• SUPPLIED RECORDS:

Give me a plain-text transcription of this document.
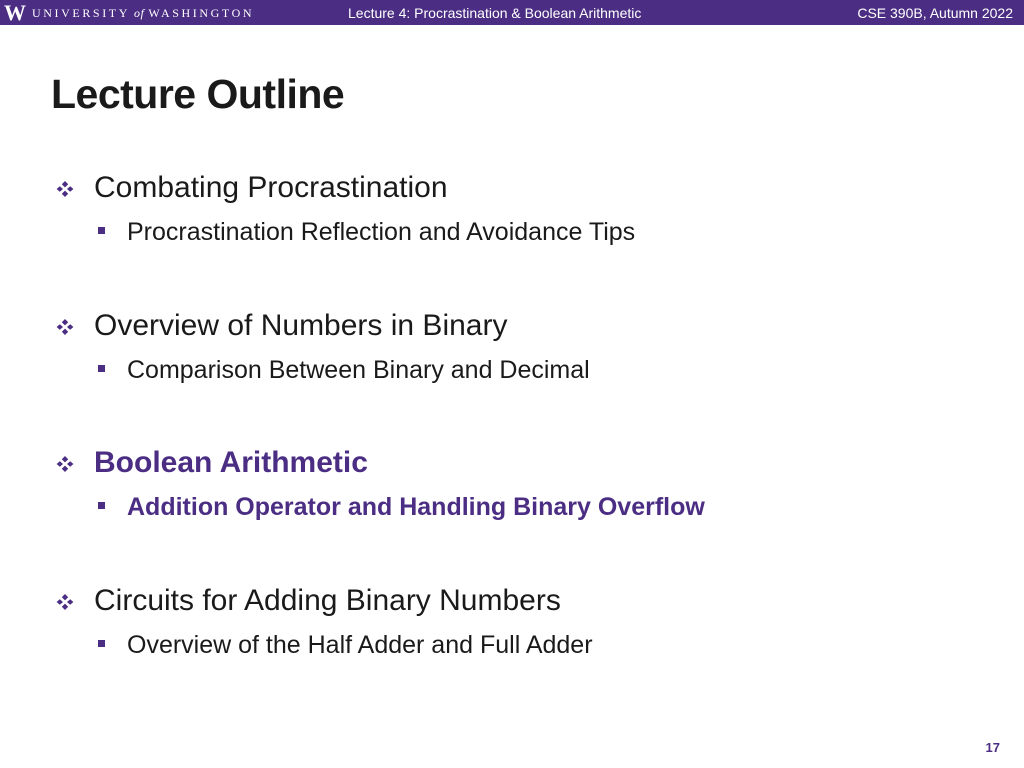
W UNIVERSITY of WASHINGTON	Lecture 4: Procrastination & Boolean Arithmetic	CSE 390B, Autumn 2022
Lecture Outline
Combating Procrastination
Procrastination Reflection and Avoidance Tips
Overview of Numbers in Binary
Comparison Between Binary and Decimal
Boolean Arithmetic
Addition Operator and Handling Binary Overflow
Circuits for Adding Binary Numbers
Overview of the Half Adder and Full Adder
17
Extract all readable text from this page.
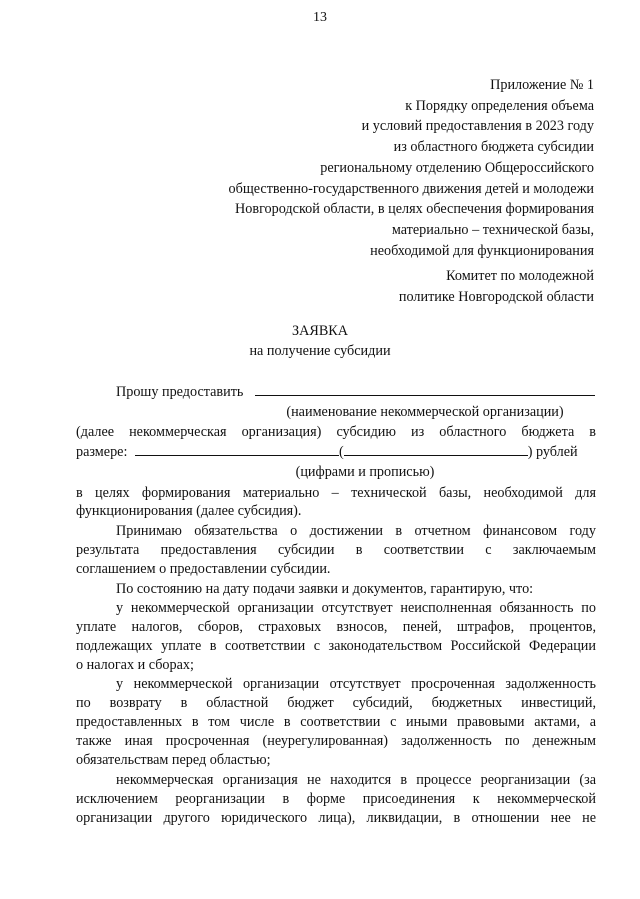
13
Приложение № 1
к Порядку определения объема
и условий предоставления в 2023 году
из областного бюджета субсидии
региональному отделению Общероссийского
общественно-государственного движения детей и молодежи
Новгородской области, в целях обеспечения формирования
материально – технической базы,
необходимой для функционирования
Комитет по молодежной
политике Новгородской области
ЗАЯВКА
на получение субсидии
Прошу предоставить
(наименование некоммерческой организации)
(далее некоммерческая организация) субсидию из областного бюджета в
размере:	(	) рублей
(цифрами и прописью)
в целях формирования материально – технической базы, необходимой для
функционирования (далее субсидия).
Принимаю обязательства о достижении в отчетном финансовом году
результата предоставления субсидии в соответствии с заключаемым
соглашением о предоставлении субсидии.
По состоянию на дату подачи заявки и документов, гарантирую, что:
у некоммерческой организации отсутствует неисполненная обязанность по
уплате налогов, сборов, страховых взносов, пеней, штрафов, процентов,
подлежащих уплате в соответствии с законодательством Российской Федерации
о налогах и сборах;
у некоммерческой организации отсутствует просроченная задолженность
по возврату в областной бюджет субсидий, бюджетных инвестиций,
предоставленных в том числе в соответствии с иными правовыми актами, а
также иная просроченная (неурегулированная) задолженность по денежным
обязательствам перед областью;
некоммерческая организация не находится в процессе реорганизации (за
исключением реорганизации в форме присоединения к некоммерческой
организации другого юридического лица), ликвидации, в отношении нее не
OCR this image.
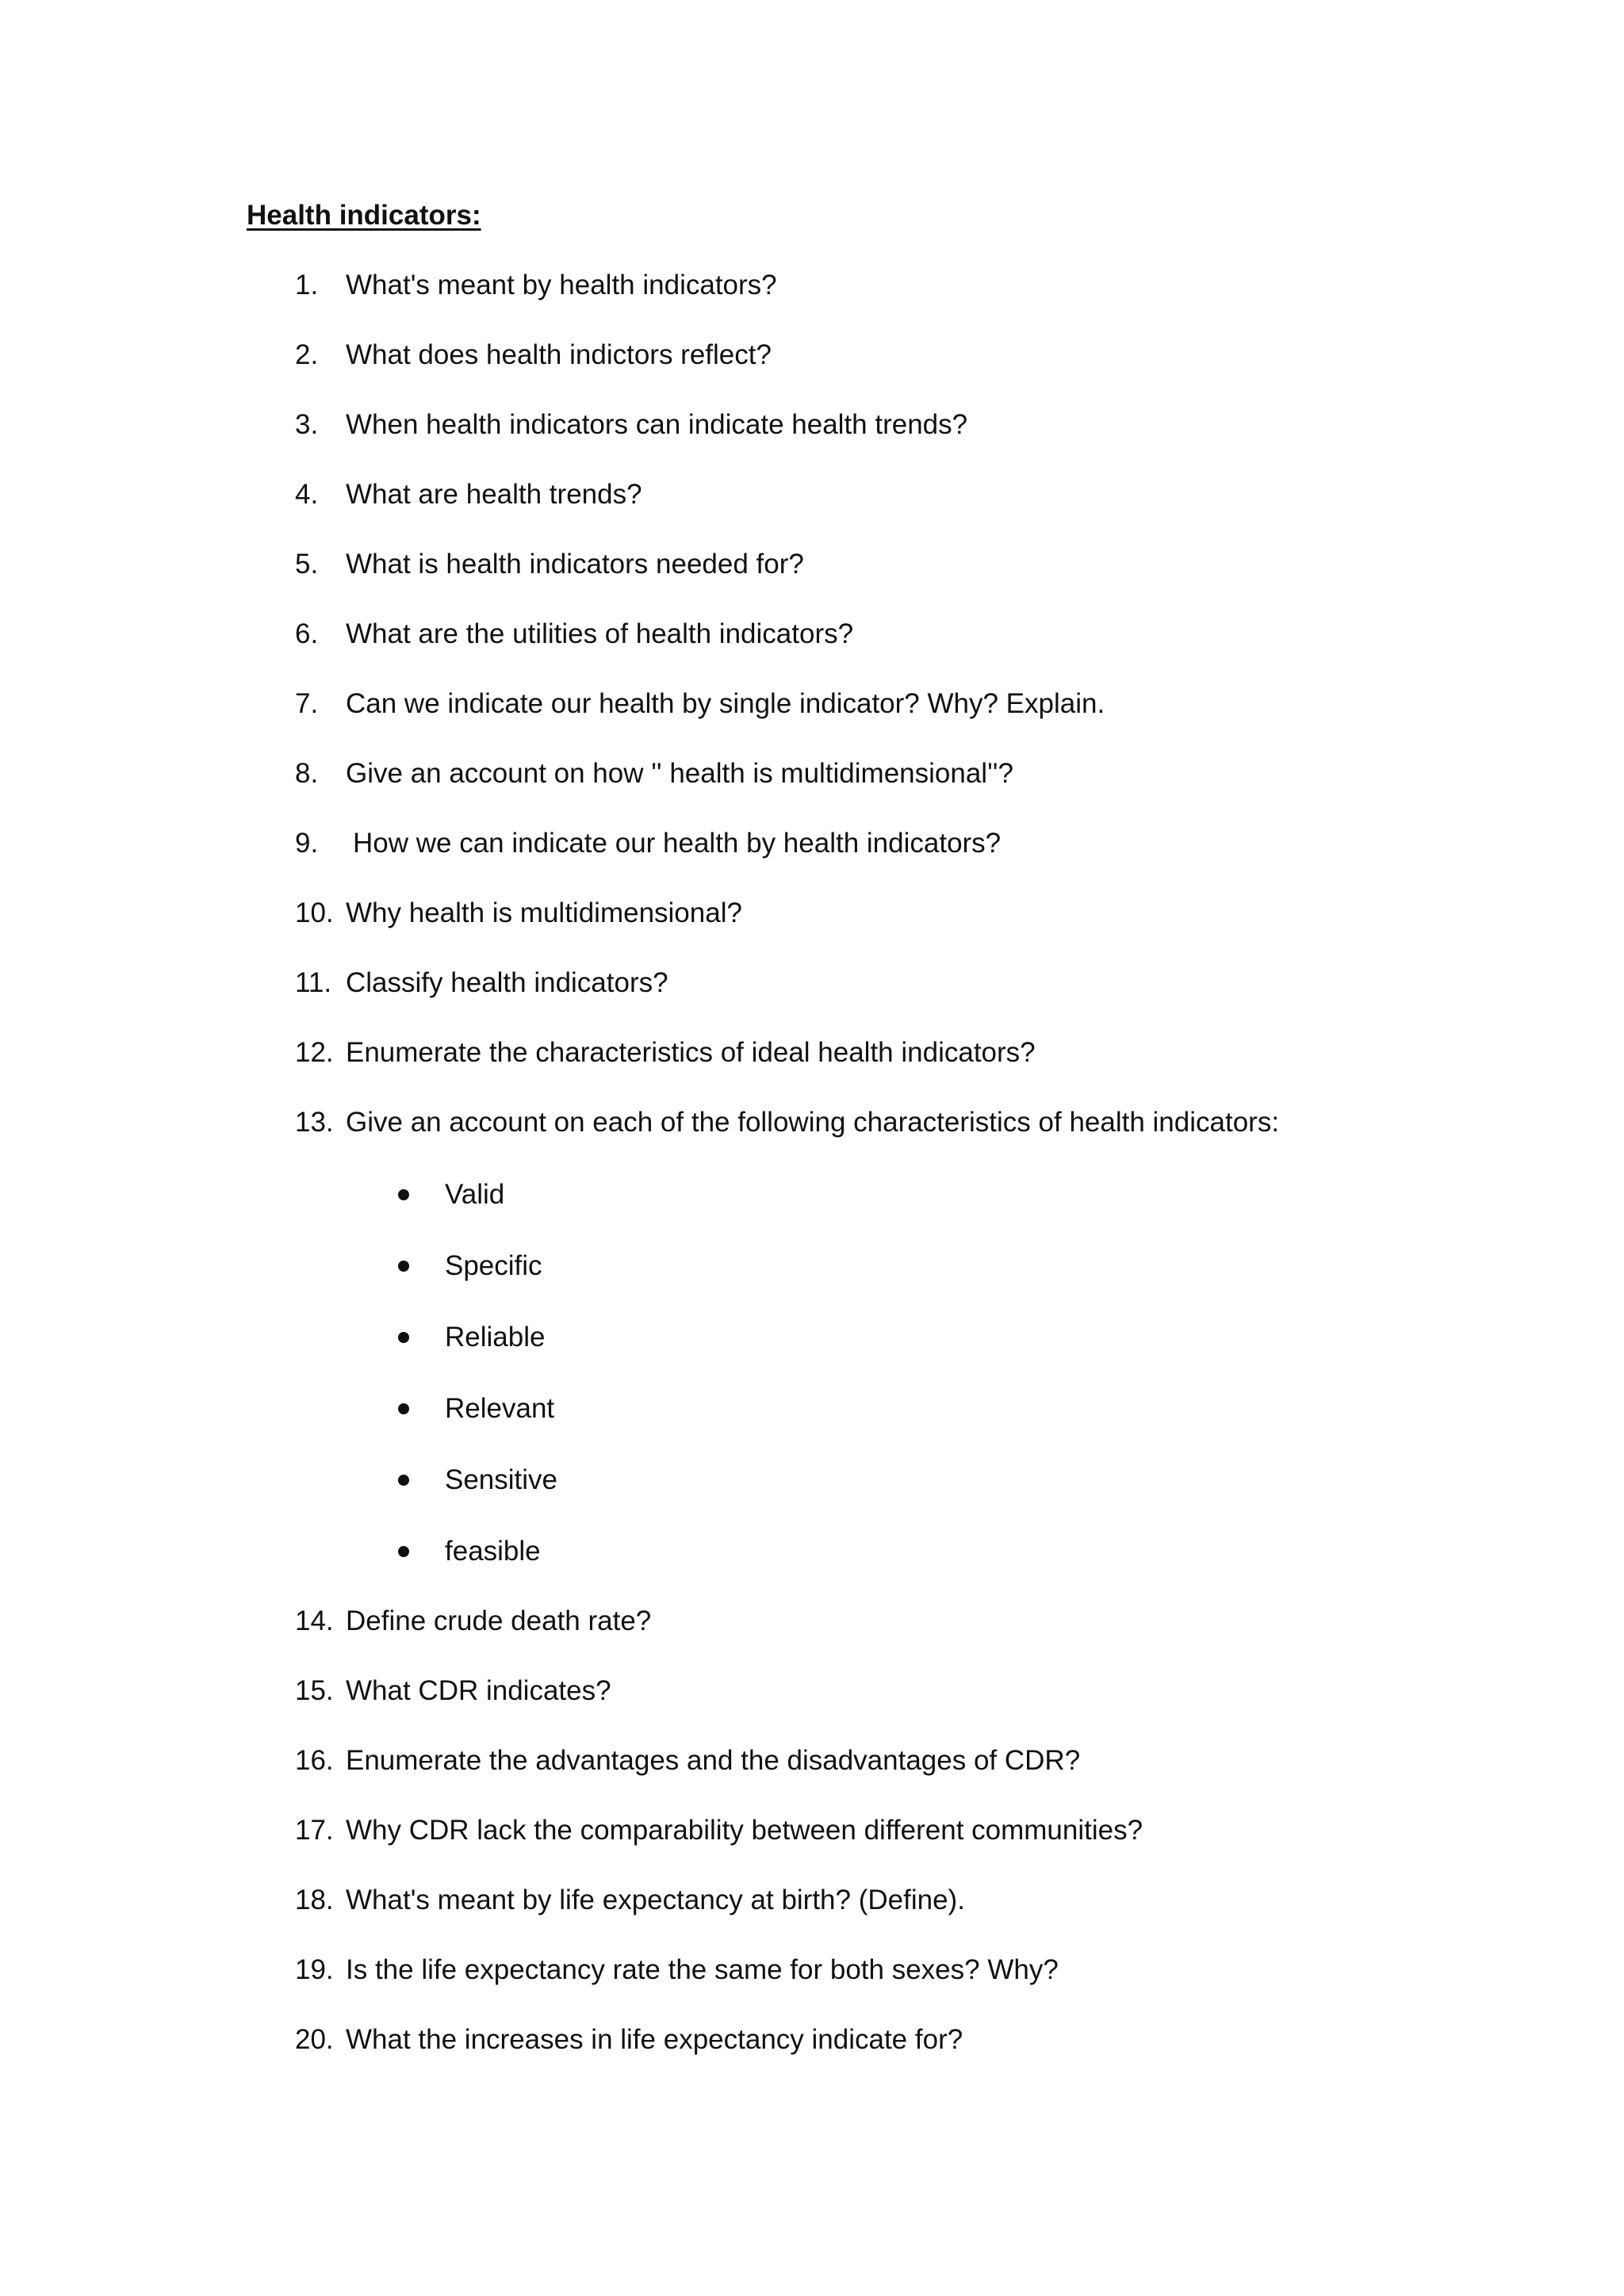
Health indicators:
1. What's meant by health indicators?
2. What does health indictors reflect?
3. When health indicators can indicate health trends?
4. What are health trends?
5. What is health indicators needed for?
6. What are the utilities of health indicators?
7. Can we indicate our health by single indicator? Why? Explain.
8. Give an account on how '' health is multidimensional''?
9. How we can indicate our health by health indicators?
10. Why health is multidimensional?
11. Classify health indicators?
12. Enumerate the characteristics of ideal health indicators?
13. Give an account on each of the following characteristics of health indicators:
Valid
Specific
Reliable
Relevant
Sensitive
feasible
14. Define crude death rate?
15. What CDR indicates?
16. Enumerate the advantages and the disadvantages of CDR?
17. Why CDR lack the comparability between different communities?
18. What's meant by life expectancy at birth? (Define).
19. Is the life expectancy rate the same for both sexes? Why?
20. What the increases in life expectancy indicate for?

• CHALLENGE:
Find the word "Enumerate" in the entries, and copy every line it shows up in.

• EXPECTED ANSWER:
12. Enumerate the characteristics of ideal health indicators?
16. Enumerate the advantages and the disadvantages of CDR?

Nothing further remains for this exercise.